THE REQUEST >>
Among the entries below, count the lines where the string "conventional" occurs, and give only the number.

AVAILABLE DATA >>
================

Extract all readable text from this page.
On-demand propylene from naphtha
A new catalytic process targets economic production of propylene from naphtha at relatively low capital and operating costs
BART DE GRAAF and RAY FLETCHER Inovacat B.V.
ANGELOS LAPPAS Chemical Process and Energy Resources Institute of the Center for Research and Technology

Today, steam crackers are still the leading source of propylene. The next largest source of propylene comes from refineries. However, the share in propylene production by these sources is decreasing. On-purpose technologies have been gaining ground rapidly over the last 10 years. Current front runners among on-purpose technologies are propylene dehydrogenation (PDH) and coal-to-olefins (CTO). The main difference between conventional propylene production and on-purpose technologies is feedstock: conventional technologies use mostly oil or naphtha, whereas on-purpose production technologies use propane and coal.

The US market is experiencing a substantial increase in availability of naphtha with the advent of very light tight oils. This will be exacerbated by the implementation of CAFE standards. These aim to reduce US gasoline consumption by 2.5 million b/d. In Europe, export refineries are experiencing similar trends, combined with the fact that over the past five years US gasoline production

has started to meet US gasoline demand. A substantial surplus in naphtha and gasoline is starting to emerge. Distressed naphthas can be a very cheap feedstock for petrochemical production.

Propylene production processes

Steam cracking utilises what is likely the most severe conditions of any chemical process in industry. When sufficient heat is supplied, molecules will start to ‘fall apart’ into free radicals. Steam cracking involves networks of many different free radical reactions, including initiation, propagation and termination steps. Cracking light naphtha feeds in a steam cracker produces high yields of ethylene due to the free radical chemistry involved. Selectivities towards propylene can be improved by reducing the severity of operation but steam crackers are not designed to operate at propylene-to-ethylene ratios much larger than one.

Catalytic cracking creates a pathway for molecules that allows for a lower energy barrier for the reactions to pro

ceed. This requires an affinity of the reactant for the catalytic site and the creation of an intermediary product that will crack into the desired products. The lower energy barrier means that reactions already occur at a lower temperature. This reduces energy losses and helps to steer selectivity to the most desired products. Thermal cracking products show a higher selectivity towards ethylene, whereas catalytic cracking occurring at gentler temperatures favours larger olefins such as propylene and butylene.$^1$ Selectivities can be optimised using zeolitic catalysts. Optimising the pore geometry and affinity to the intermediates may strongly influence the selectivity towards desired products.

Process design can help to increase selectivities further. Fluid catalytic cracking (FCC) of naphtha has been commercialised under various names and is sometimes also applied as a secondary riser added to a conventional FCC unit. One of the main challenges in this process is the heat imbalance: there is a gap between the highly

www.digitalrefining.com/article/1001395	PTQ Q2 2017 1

================

THE SOLUTION >>
2